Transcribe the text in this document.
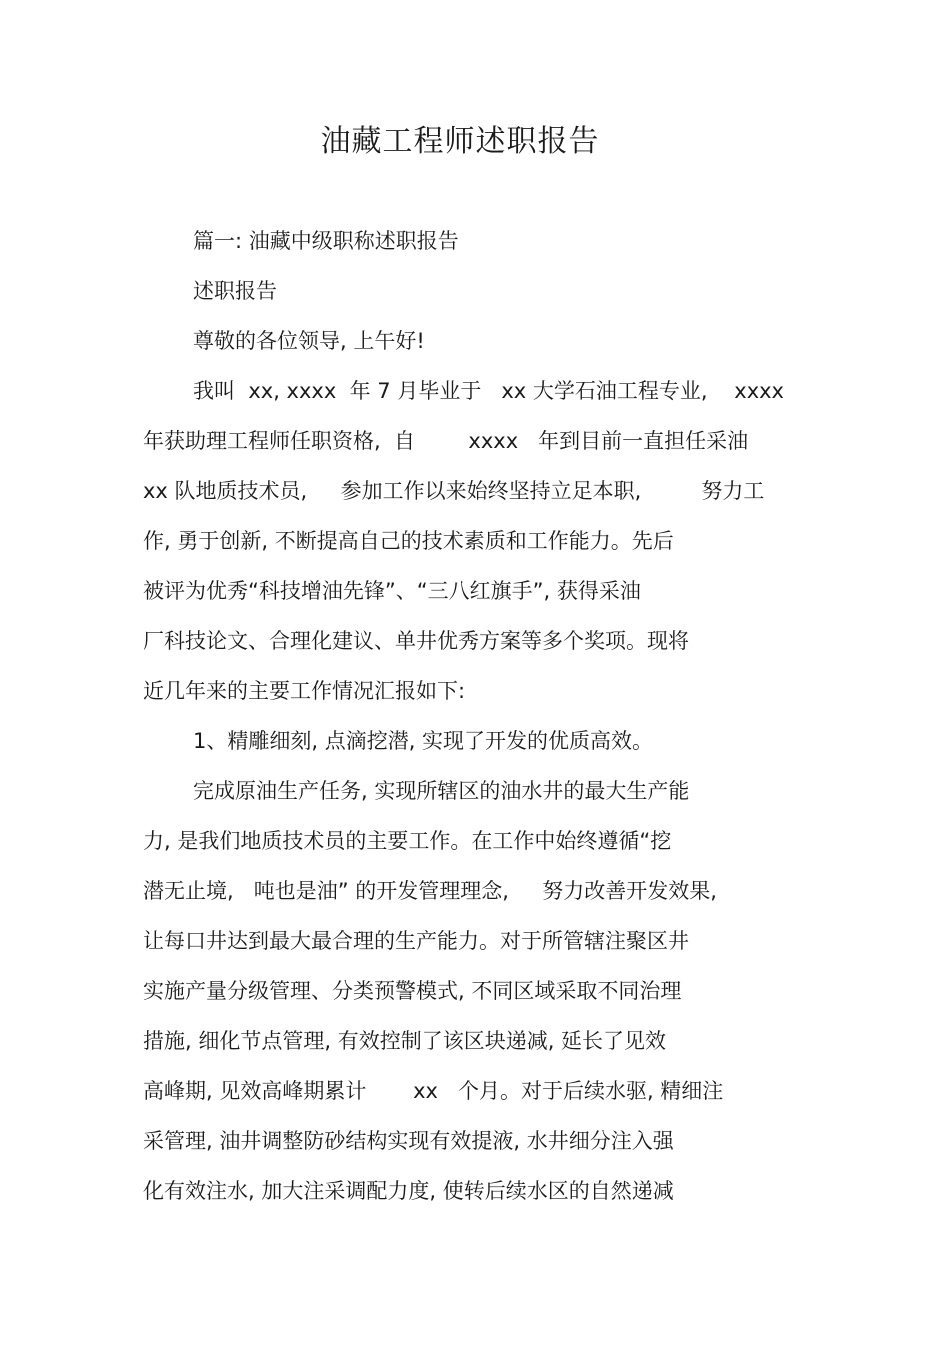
油藏工程师述职报告
篇一: 油藏中级职称述职报告
述职报告
尊敬的各位领导, 上午好!
我叫  xx, xxxx  年 7 月毕业于   xx 大学石油工程专业,    xxxx
年获助理工程师任职资格,  自        xxxx   年到目前一直担任采油
xx 队地质技术员,     参加工作以来始终坚持立足本职,         努力工
作, 勇于创新, 不断提高自己的技术素质和工作能力。先后
被评为优秀“科技增油先锋”、“三八红旗手”, 获得采油
厂科技论文、合理化建议、单井优秀方案等多个奖项。现将
近几年来的主要工作情况汇报如下:
1、精雕细刻, 点滴挖潜, 实现了开发的优质高效。
完成原油生产任务, 实现所辖区的油水井的最大生产能
力, 是我们地质技术员的主要工作。在工作中始终遵循“挖
潜无止境,   吨也是油” 的开发管理理念,     努力改善开发效果,
让每口井达到最大最合理的生产能力。对于所管辖注聚区井
实施产量分级管理、分类预警模式, 不同区域采取不同治理
措施, 细化节点管理, 有效控制了该区块递减, 延长了见效
高峰期, 见效高峰期累计       xx   个月。对于后续水驱, 精细注
采管理, 油井调整防砂结构实现有效提液, 水井细分注入强
化有效注水, 加大注采调配力度, 使转后续水区的自然递减
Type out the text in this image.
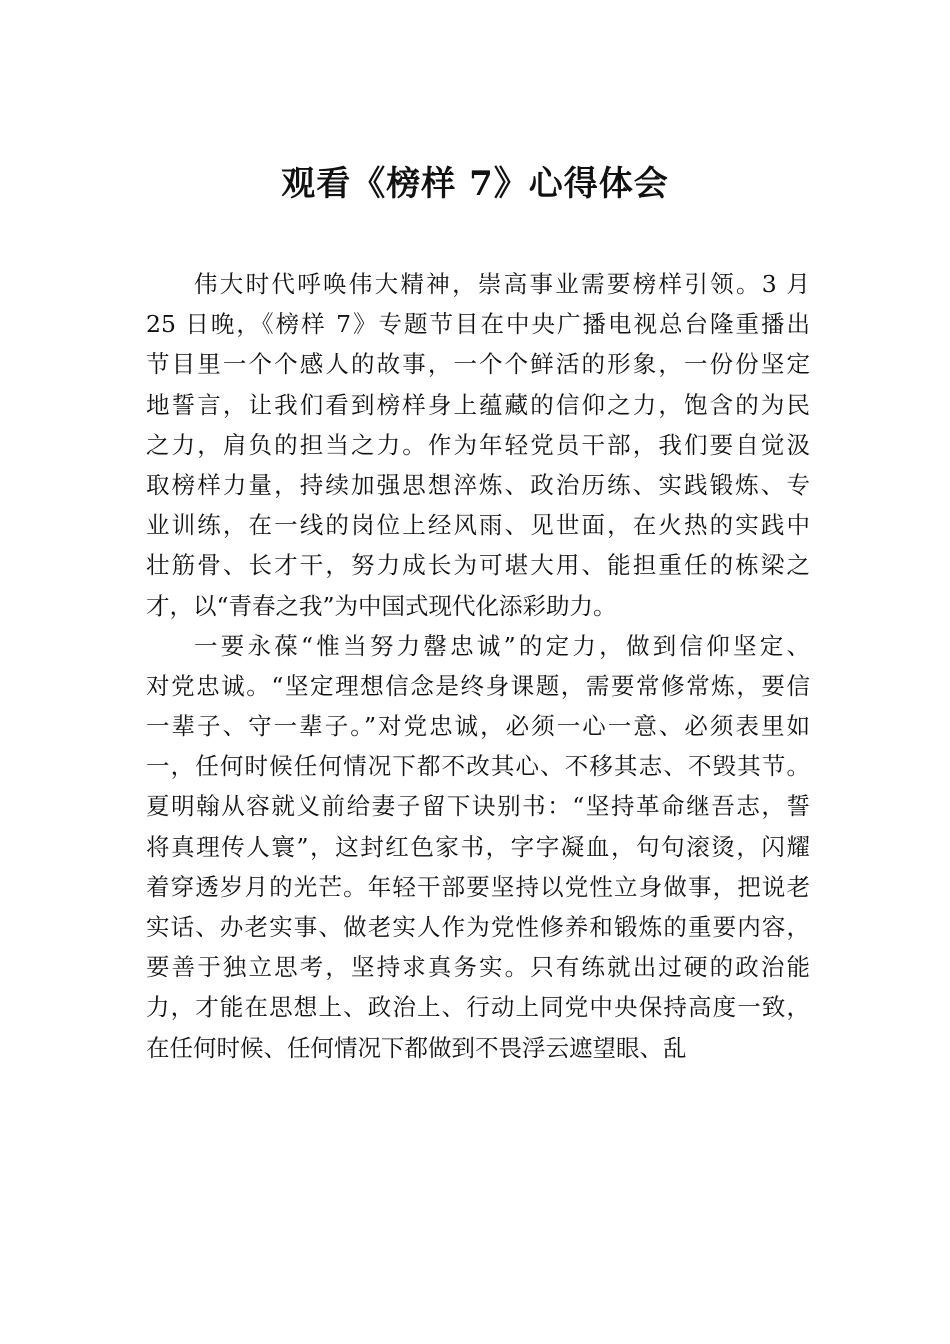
观看《榜样 7》心得体会
伟大时代呼唤伟大精神，崇高事业需要榜样引领。3 月
25 日晚，《榜样 7》专题节目在中央广播电视总台隆重播出
节目里一个个感人的故事，一个个鲜活的形象，一份份坚定
地誓言，让我们看到榜样身上蕴藏的信仰之力，饱含的为民
之力，肩负的担当之力。作为年轻党员干部，我们要自觉汲
取榜样力量，持续加强思想淬炼、政治历练、实践锻炼、专
业训练，在一线的岗位上经风雨、见世面，在火热的实践中
壮筋骨、长才干，努力成长为可堪大用、能担重任的栋梁之
才，以“青春之我”为中国式现代化添彩助力。
一要永葆“惟当努力罄忠诚”的定力，做到信仰坚定、
对党忠诚。“坚定理想信念是终身课题，需要常修常炼，要信
一辈子、守一辈子。”对党忠诚，必须一心一意、必须表里如
一，任何时候任何情况下都不改其心、不移其志、不毁其节。
夏明翰从容就义前给妻子留下诀别书：“坚持革命继吾志，誓
将真理传人寰”，这封红色家书，字字凝血，句句滚烫，闪耀
着穿透岁月的光芒。年轻干部要坚持以党性立身做事，把说老
实话、办老实事、做老实人作为党性修养和锻炼的重要内容，
要善于独立思考，坚持求真务实。只有练就出过硬的政治能
力，才能在思想上、政治上、行动上同党中央保持高度一致，
在任何时候、任何情况下都做到不畏浮云遮望眼、乱
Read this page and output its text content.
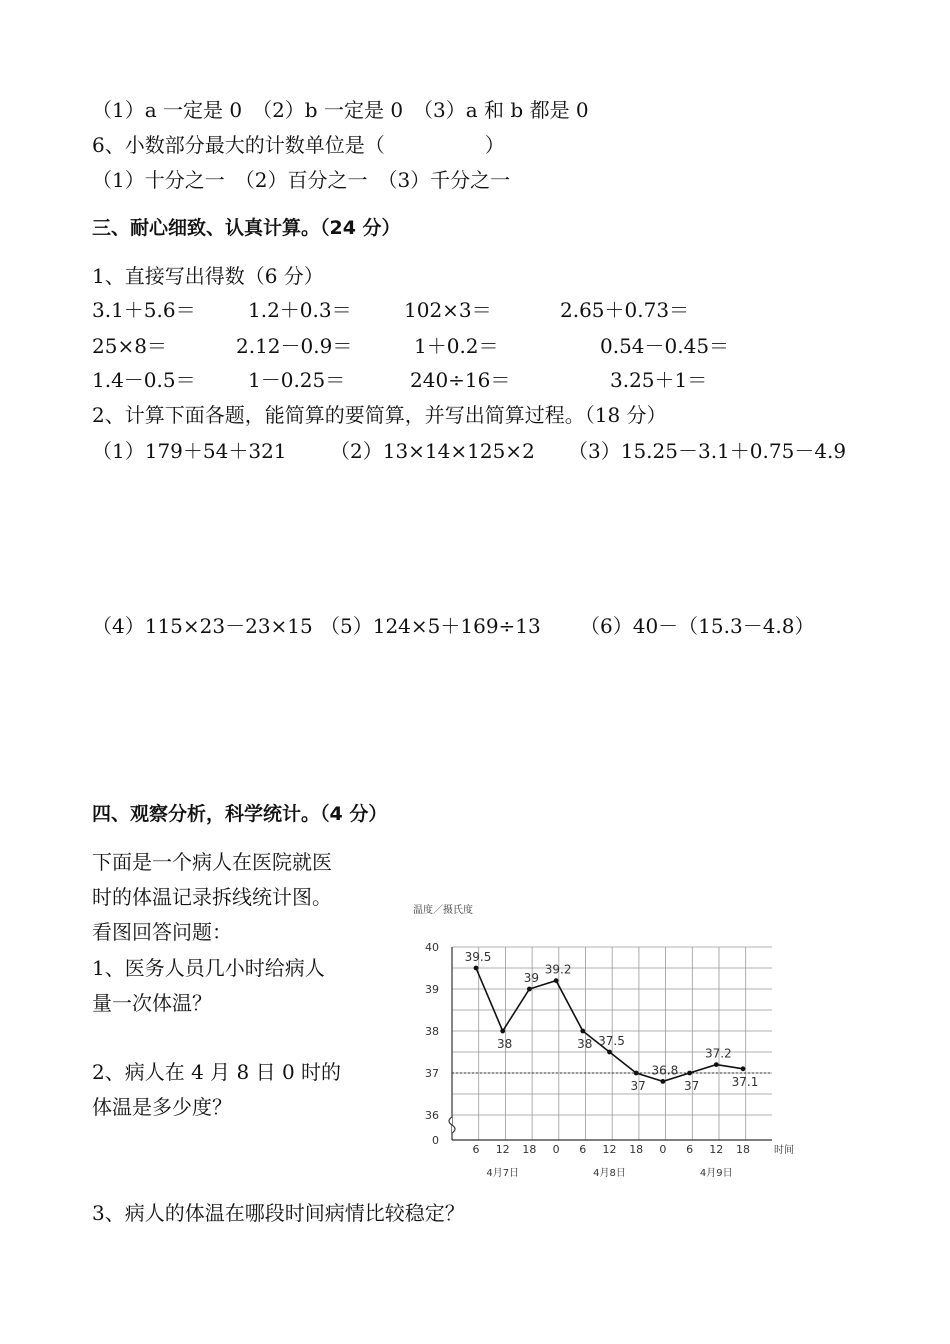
（1）a 一定是 0　（2）b 一定是 0　（3）a 和 b 都是 0
6、小数部分最大的计数单位是（　　　　　）
（1）十分之一　（2）百分之一　（3）千分之一
三、耐心细致、认真计算。（24 分）
1、直接写出得数（6 分）
3.1＋5.6＝	1.2＋0.3＝	102×3＝	2.65＋0.73＝
25×8＝	2.12－0.9＝	1＋0.2＝	0.54－0.45＝
1.4－0.5＝	1－0.25＝	240÷16＝	3.25＋1＝
2、计算下面各题，能简算的要简算，并写出简算过程。（18 分）
（1）179＋54＋321 （2）13×14×125×2 （3）15.25－3.1＋0.75－4.9
（4）115×23－23×15 （5）124×5＋169÷13 （6）40－（15.3－4.8）
四、观察分析，科学统计。（4 分）
下面是一个病人在医院就医
时的体温记录拆线统计图。
看图回答问题：
1、医务人员几小时给病人
量一次体温？
2、病人在 4 月 8 日 0 时的
体温是多少度？
3、病人的体温在哪段时间病情比较稳定？
温度／摄氏度
40
39
38
37
36
0
6 12 18 0 6 12 18 0 6 12 18 时间
4月7日	4月8日	4月9日
39.5
38
39
39.2
38 37.5
37
36.8
37
37.2
37.1
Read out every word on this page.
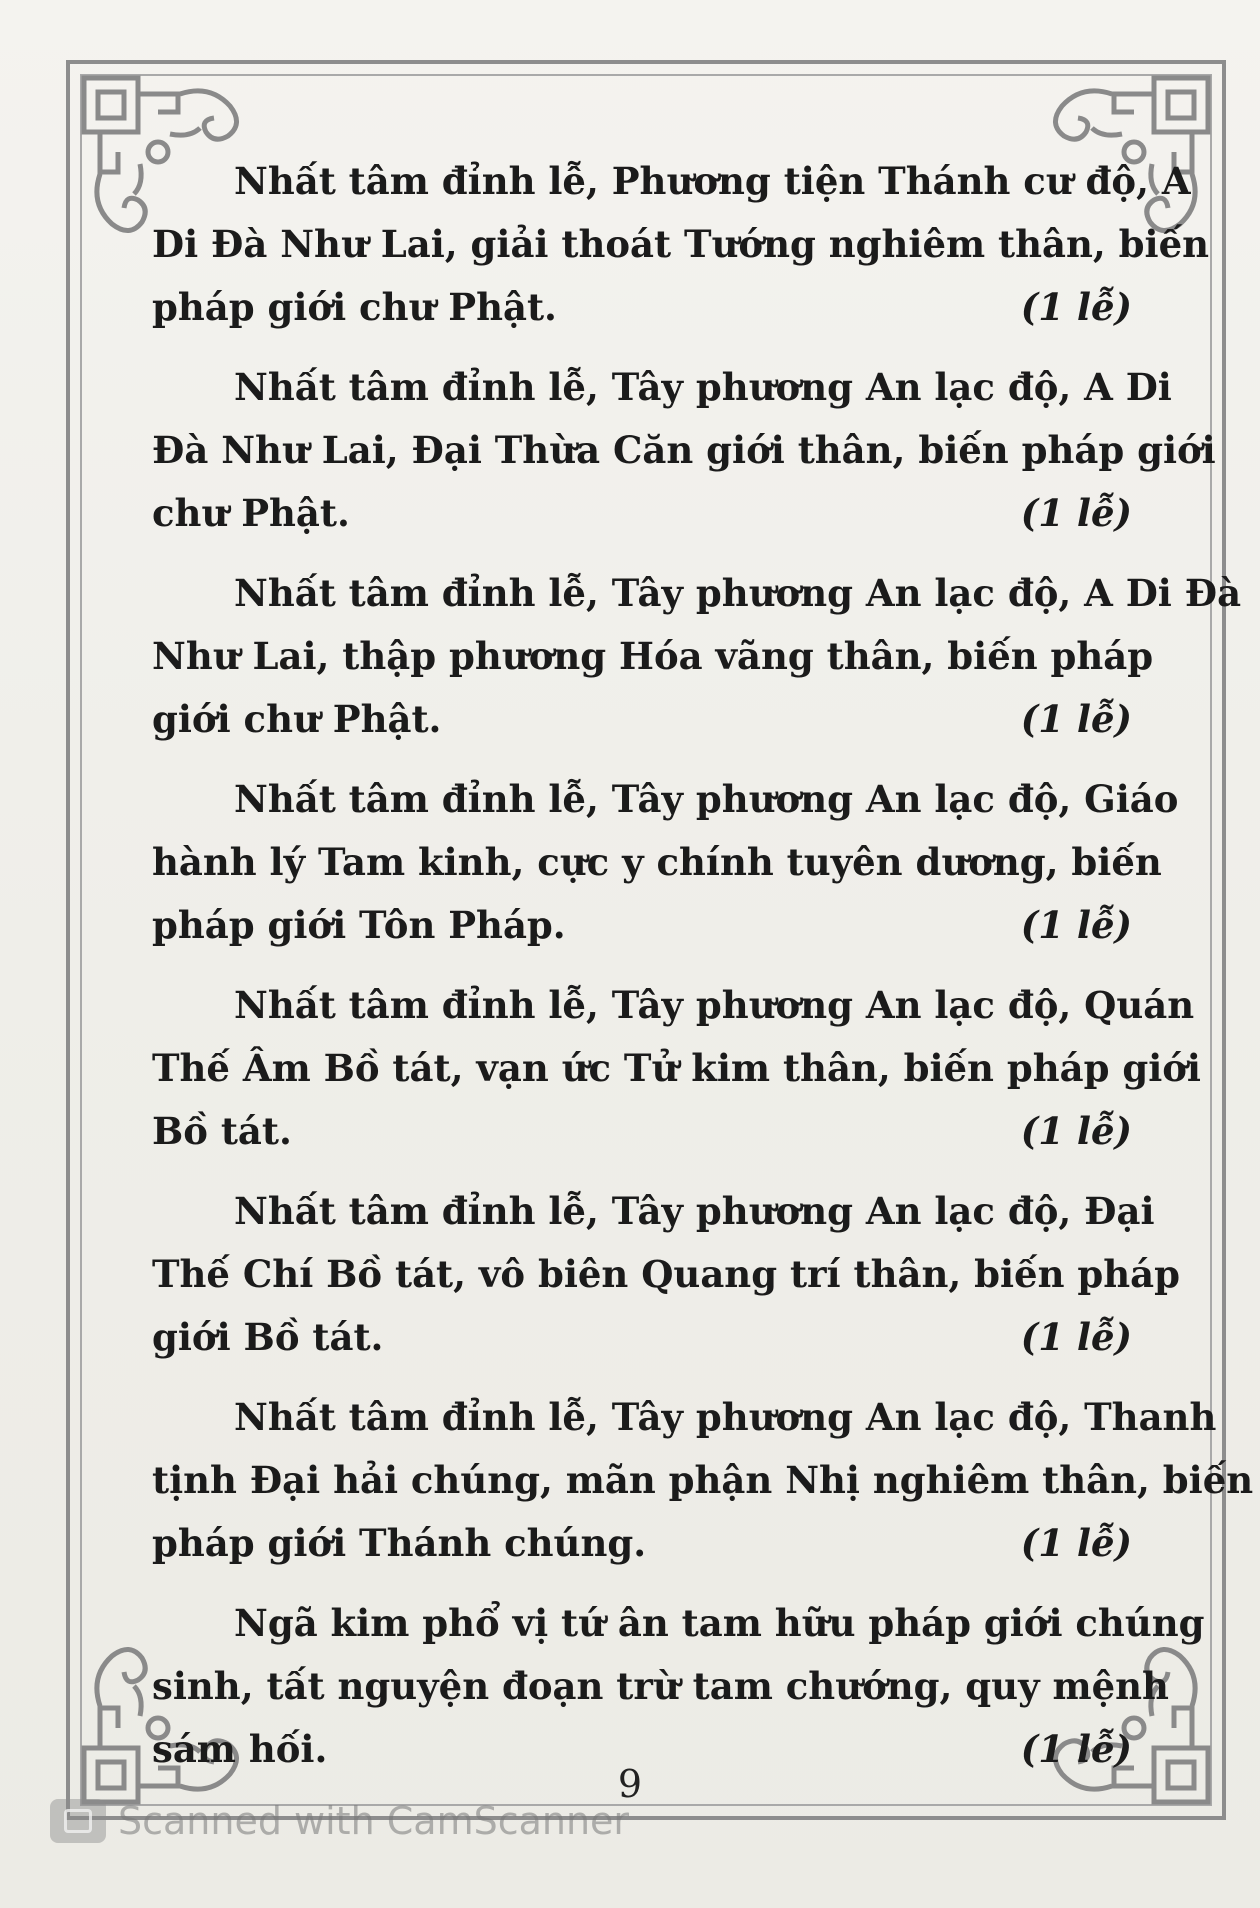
Nhất tâm đỉnh lễ, Phương tiện Thánh cư độ, A
Di Đà Như Lai, giải thoát Tướng nghiêm thân, biến
pháp giới chư Phật.	(1 lễ)
Nhất tâm đỉnh lễ, Tây phương An lạc độ, A Di
Đà Như Lai, Đại Thừa Căn giới thân, biến pháp giới
chư Phật.	(1 lễ)
Nhất tâm đỉnh lễ, Tây phương An lạc độ, A Di Đà
Như Lai, thập phương Hóa vãng thân, biến pháp
giới chư Phật.	(1 lễ)
Nhất tâm đỉnh lễ, Tây phương An lạc độ, Giáo
hành lý Tam kinh, cực y chính tuyên dương, biến
pháp giới Tôn Pháp.	(1 lễ)
Nhất tâm đỉnh lễ, Tây phương An lạc độ, Quán
Thế Âm Bồ tát, vạn ức Tử kim thân, biến pháp giới
Bồ tát.	(1 lễ)
Nhất tâm đỉnh lễ, Tây phương An lạc độ, Đại
Thế Chí Bồ tát, vô biên Quang trí thân, biến pháp
giới Bồ tát.	(1 lễ)
Nhất tâm đỉnh lễ, Tây phương An lạc độ, Thanh
tịnh Đại hải chúng, mãn phận Nhị nghiêm thân, biến
pháp giới Thánh chúng.	(1 lễ)
Ngã kim phổ vị tứ ân tam hữu pháp giới chúng
sinh, tất nguyện đoạn trừ tam chướng, quy mệnh
sám hối.	(1 lễ)
9
Scanned with CamScanner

· · · · ·

Print all of the entries word for word. Omit the pictures they contain.

● TASK ANSWER:
Transcribe the text in this document.
油藏工程师述职报告
篇一: 油藏中级职称述职报告
述职报告
尊敬的各位领导, 上午好!
我叫  xx, xxxx  年 7 月毕业于   xx 大学石油工程专业,    xxxx
年获助理工程师任职资格,  自        xxxx   年到目前一直担任采油
xx 队地质技术员,     参加工作以来始终坚持立足本职,         努力工
作, 勇于创新, 不断提高自己的技术素质和工作能力。先后
被评为优秀“科技增油先锋”、“三八红旗手”, 获得采油
厂科技论文、合理化建议、单井优秀方案等多个奖项。现将
近几年来的主要工作情况汇报如下:
1、精雕细刻, 点滴挖潜, 实现了开发的优质高效。
完成原油生产任务, 实现所辖区的油水井的最大生产能
力, 是我们地质技术员的主要工作。在工作中始终遵循“挖
潜无止境,   吨也是油” 的开发管理理念,     努力改善开发效果,
让每口井达到最大最合理的生产能力。对于所管辖注聚区井
实施产量分级管理、分类预警模式, 不同区域采取不同治理
措施, 细化节点管理, 有效控制了该区块递减, 延长了见效
高峰期, 见效高峰期累计       xx   个月。对于后续水驱, 精细注
采管理, 油井调整防砂结构实现有效提液, 水井细分注入强
化有效注水, 加大注采调配力度, 使转后续水区的自然递减
Type out the text in this image.
观看《榜样 7》心得体会
伟大时代呼唤伟大精神，崇高事业需要榜样引领。3 月
25 日晚，《榜样 7》专题节目在中央广播电视总台隆重播出
节目里一个个感人的故事，一个个鲜活的形象，一份份坚定
地誓言，让我们看到榜样身上蕴藏的信仰之力，饱含的为民
之力，肩负的担当之力。作为年轻党员干部，我们要自觉汲
取榜样力量，持续加强思想淬炼、政治历练、实践锻炼、专
业训练，在一线的岗位上经风雨、见世面，在火热的实践中
壮筋骨、长才干，努力成长为可堪大用、能担重任的栋梁之
才，以“青春之我”为中国式现代化添彩助力。
一要永葆“惟当努力罄忠诚”的定力，做到信仰坚定、
对党忠诚。“坚定理想信念是终身课题，需要常修常炼，要信
一辈子、守一辈子。”对党忠诚，必须一心一意、必须表里如
一，任何时候任何情况下都不改其心、不移其志、不毁其节。
夏明翰从容就义前给妻子留下诀别书：“坚持革命继吾志，誓
将真理传人寰”，这封红色家书，字字凝血，句句滚烫，闪耀
着穿透岁月的光芒。年轻干部要坚持以党性立身做事，把说老
实话、办老实事、做老实人作为党性修养和锻炼的重要内容，
要善于独立思考，坚持求真务实。只有练就出过硬的政治能
力，才能在思想上、政治上、行动上同党中央保持高度一致，
在任何时候、任何情况下都做到不畏浮云遮望眼、乱
Read this page and output its text content.
（1）a 一定是 0　（2）b 一定是 0　（3）a 和 b 都是 0
6、小数部分最大的计数单位是（　　　　　）
（1）十分之一　（2）百分之一　（3）千分之一
三、耐心细致、认真计算。（24 分）
1、直接写出得数（6 分）
3.1＋5.6＝	1.2＋0.3＝	102×3＝	2.65＋0.73＝
25×8＝	2.12－0.9＝	1＋0.2＝	0.54－0.45＝
1.4－0.5＝	1－0.25＝	240÷16＝	3.25＋1＝
2、计算下面各题，能简算的要简算，并写出简算过程。（18 分）
（1）179＋54＋321 （2）13×14×125×2 （3）15.25－3.1＋0.75－4.9
（4）115×23－23×15 （5）124×5＋169÷13 （6）40－（15.3－4.8）
四、观察分析，科学统计。（4 分）
下面是一个病人在医院就医
时的体温记录拆线统计图。
看图回答问题：
1、医务人员几小时给病人
量一次体温？
2、病人在 4 月 8 日 0 时的
体温是多少度？
3、病人的体温在哪段时间病情比较稳定？
温度／摄氏度
40
39
38
37
36
0
6 12 18 0 6 12 18 0 6 12 18 时间
4月7日	4月8日	4月9日
39.5
38
39
39.2
38 37.5
37
36.8
37
37.2
37.1
Read out every word on this page.
Nhất tâm đỉnh lễ, Phương tiện Thánh cư độ, A
Di Đà Như Lai, giải thoát Tướng nghiêm thân, biến
pháp giới chư Phật.	(1 lễ)
Nhất tâm đỉnh lễ, Tây phương An lạc độ, A Di
Đà Như Lai, Đại Thừa Căn giới thân, biến pháp giới
chư Phật.	(1 lễ)
Nhất tâm đỉnh lễ, Tây phương An lạc độ, A Di Đà
Như Lai, thập phương Hóa vãng thân, biến pháp
giới chư Phật.	(1 lễ)
Nhất tâm đỉnh lễ, Tây phương An lạc độ, Giáo
hành lý Tam kinh, cực y chính tuyên dương, biến
pháp giới Tôn Pháp.	(1 lễ)
Nhất tâm đỉnh lễ, Tây phương An lạc độ, Quán
Thế Âm Bồ tát, vạn ức Tử kim thân, biến pháp giới
Bồ tát.	(1 lễ)
Nhất tâm đỉnh lễ, Tây phương An lạc độ, Đại
Thế Chí Bồ tát, vô biên Quang trí thân, biến pháp
giới Bồ tát.	(1 lễ)
Nhất tâm đỉnh lễ, Tây phương An lạc độ, Thanh
tịnh Đại hải chúng, mãn phận Nhị nghiêm thân, biến
pháp giới Thánh chúng.	(1 lễ)
Ngã kim phổ vị tứ ân tam hữu pháp giới chúng
sinh, tất nguyện đoạn trừ tam chướng, quy mệnh
sám hối.	(1 lễ)
9
Scanned with CamScanner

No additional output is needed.